Brief >> Return the whole listing, keeping every character the same.

(Entries with figure data)
— BEGIN —
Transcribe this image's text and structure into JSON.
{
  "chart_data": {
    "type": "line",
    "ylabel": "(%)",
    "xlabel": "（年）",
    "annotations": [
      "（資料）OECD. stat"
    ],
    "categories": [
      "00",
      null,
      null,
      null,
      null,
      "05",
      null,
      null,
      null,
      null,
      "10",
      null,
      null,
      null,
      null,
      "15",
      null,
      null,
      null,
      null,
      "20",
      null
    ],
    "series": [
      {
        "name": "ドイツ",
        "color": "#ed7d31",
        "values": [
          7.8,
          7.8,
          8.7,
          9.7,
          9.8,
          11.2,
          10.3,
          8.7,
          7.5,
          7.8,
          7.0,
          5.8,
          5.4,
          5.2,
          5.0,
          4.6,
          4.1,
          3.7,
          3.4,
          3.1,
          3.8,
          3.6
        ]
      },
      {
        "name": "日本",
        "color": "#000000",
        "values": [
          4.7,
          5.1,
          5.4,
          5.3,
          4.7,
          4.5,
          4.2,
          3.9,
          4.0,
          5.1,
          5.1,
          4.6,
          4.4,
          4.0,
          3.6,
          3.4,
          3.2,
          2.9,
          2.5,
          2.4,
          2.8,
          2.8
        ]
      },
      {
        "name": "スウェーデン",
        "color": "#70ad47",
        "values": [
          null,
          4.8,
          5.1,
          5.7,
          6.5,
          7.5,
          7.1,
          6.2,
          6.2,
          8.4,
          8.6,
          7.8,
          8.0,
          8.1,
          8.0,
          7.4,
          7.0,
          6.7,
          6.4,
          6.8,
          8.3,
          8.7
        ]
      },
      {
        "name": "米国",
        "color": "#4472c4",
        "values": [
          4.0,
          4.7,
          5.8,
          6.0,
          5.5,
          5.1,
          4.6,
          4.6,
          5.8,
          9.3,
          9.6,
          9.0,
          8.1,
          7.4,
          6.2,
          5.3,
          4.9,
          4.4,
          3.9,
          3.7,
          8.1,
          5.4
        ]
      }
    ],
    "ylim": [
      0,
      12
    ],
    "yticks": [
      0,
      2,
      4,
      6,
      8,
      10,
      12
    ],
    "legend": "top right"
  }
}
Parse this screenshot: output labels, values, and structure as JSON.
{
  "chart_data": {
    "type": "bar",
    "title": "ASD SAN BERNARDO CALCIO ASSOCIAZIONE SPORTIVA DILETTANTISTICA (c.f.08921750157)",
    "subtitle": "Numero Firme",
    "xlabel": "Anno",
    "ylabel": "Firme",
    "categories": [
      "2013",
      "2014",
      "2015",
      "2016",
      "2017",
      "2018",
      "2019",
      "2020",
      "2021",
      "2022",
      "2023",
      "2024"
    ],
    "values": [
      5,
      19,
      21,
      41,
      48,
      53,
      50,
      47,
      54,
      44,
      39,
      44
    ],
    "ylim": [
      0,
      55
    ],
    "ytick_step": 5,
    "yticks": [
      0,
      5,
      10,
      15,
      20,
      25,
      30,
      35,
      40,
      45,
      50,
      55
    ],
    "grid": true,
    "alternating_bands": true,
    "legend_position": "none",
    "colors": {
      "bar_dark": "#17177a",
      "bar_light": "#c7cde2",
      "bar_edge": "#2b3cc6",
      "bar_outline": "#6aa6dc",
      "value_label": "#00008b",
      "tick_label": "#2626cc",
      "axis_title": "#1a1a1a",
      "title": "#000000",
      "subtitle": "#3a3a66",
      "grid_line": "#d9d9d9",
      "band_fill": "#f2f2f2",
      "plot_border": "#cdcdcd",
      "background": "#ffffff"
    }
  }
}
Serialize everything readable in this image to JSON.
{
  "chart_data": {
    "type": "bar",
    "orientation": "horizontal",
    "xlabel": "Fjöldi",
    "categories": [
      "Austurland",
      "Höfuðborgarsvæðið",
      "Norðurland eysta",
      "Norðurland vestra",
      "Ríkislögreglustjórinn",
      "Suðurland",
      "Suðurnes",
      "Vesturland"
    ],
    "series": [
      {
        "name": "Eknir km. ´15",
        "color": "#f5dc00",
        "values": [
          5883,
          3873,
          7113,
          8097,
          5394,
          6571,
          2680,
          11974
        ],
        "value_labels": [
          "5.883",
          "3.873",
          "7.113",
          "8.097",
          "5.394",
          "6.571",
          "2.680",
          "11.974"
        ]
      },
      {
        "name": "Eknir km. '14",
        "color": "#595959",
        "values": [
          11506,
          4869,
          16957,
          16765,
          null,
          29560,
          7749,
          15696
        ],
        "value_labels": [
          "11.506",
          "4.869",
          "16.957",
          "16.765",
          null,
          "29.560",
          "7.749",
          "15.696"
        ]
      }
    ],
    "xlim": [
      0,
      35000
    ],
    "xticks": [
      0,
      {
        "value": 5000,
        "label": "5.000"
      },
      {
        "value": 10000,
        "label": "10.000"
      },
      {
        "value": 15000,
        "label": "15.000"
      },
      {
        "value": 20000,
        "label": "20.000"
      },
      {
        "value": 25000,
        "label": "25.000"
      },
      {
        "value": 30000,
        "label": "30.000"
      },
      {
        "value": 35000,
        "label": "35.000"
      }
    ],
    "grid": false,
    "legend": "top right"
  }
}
— END —
The output >>
Transcribe this image's text and structure into JSON.
{
  "chart_data": {
    "type": "line",
    "ylabel": "(%)",
    "xlabel": "（年）",
    "annotations": [
      "（資料）OECD. stat"
    ],
    "categories": [
      "00",
      null,
      null,
      null,
      null,
      "05",
      null,
      null,
      null,
      null,
      "10",
      null,
      null,
      null,
      null,
      "15",
      null,
      null,
      null,
      null,
      "20",
      null
    ],
    "series": [
      {
        "name": "ドイツ",
        "color": "#ed7d31",
        "values": [
          7.8,
          7.8,
          8.7,
          9.7,
          9.8,
          11.2,
          10.3,
          8.7,
          7.5,
          7.8,
          7.0,
          5.8,
          5.4,
          5.2,
          5.0,
          4.6,
          4.1,
          3.7,
          3.4,
          3.1,
          3.8,
          3.6
        ]
      },
      {
        "name": "日本",
        "color": "#000000",
        "values": [
          4.7,
          5.1,
          5.4,
          5.3,
          4.7,
          4.5,
          4.2,
          3.9,
          4.0,
          5.1,
          5.1,
          4.6,
          4.4,
          4.0,
          3.6,
          3.4,
          3.2,
          2.9,
          2.5,
          2.4,
          2.8,
          2.8
        ]
      },
      {
        "name": "スウェーデン",
        "color": "#70ad47",
        "values": [
          null,
          4.8,
          5.1,
          5.7,
          6.5,
          7.5,
          7.1,
          6.2,
          6.2,
          8.4,
          8.6,
          7.8,
          8.0,
          8.1,
          8.0,
          7.4,
          7.0,
          6.7,
          6.4,
          6.8,
          8.3,
          8.7
        ]
      },
      {
        "name": "米国",
        "color": "#4472c4",
        "values": [
          4.0,
          4.7,
          5.8,
          6.0,
          5.5,
          5.1,
          4.6,
          4.6,
          5.8,
          9.3,
          9.6,
          9.0,
          8.1,
          7.4,
          6.2,
          5.3,
          4.9,
          4.4,
          3.9,
          3.7,
          8.1,
          5.4
        ]
      }
    ],
    "ylim": [
      0,
      12
    ],
    "yticks": [
      0,
      2,
      4,
      6,
      8,
      10,
      12
    ],
    "legend": "top right"
  }
}
Parse this screenshot: output labels, values, and structure as JSON.
{
  "chart_data": {
    "type": "bar",
    "title": "ASD SAN BERNARDO CALCIO ASSOCIAZIONE SPORTIVA DILETTANTISTICA (c.f.08921750157)",
    "subtitle": "Numero Firme",
    "xlabel": "Anno",
    "ylabel": "Firme",
    "categories": [
      "2013",
      "2014",
      "2015",
      "2016",
      "2017",
      "2018",
      "2019",
      "2020",
      "2021",
      "2022",
      "2023",
      "2024"
    ],
    "values": [
      5,
      19,
      21,
      41,
      48,
      53,
      50,
      47,
      54,
      44,
      39,
      44
    ],
    "ylim": [
      0,
      55
    ],
    "ytick_step": 5,
    "yticks": [
      0,
      5,
      10,
      15,
      20,
      25,
      30,
      35,
      40,
      45,
      50,
      55
    ],
    "grid": true,
    "alternating_bands": true,
    "legend_position": "none",
    "colors": {
      "bar_dark": "#17177a",
      "bar_light": "#c7cde2",
      "bar_edge": "#2b3cc6",
      "bar_outline": "#6aa6dc",
      "value_label": "#00008b",
      "tick_label": "#2626cc",
      "axis_title": "#1a1a1a",
      "title": "#000000",
      "subtitle": "#3a3a66",
      "grid_line": "#d9d9d9",
      "band_fill": "#f2f2f2",
      "plot_border": "#cdcdcd",
      "background": "#ffffff"
    }
  }
}
Serialize everything readable in this image to JSON.
{
  "chart_data": {
    "type": "bar",
    "orientation": "horizontal",
    "xlabel": "Fjöldi",
    "categories": [
      "Austurland",
      "Höfuðborgarsvæðið",
      "Norðurland eysta",
      "Norðurland vestra",
      "Ríkislögreglustjórinn",
      "Suðurland",
      "Suðurnes",
      "Vesturland"
    ],
    "series": [
      {
        "name": "Eknir km. ´15",
        "color": "#f5dc00",
        "values": [
          5883,
          3873,
          7113,
          8097,
          5394,
          6571,
          2680,
          11974
        ],
        "value_labels": [
          "5.883",
          "3.873",
          "7.113",
          "8.097",
          "5.394",
          "6.571",
          "2.680",
          "11.974"
        ]
      },
      {
        "name": "Eknir km. '14",
        "color": "#595959",
        "values": [
          11506,
          4869,
          16957,
          16765,
          null,
          29560,
          7749,
          15696
        ],
        "value_labels": [
          "11.506",
          "4.869",
          "16.957",
          "16.765",
          null,
          "29.560",
          "7.749",
          "15.696"
        ]
      }
    ],
    "xlim": [
      0,
      35000
    ],
    "xticks": [
      0,
      {
        "value": 5000,
        "label": "5.000"
      },
      {
        "value": 10000,
        "label": "10.000"
      },
      {
        "value": 15000,
        "label": "15.000"
      },
      {
        "value": 20000,
        "label": "20.000"
      },
      {
        "value": 25000,
        "label": "25.000"
      },
      {
        "value": 30000,
        "label": "30.000"
      },
      {
        "value": 35000,
        "label": "35.000"
      }
    ],
    "grid": false,
    "legend": "top right"
  }
}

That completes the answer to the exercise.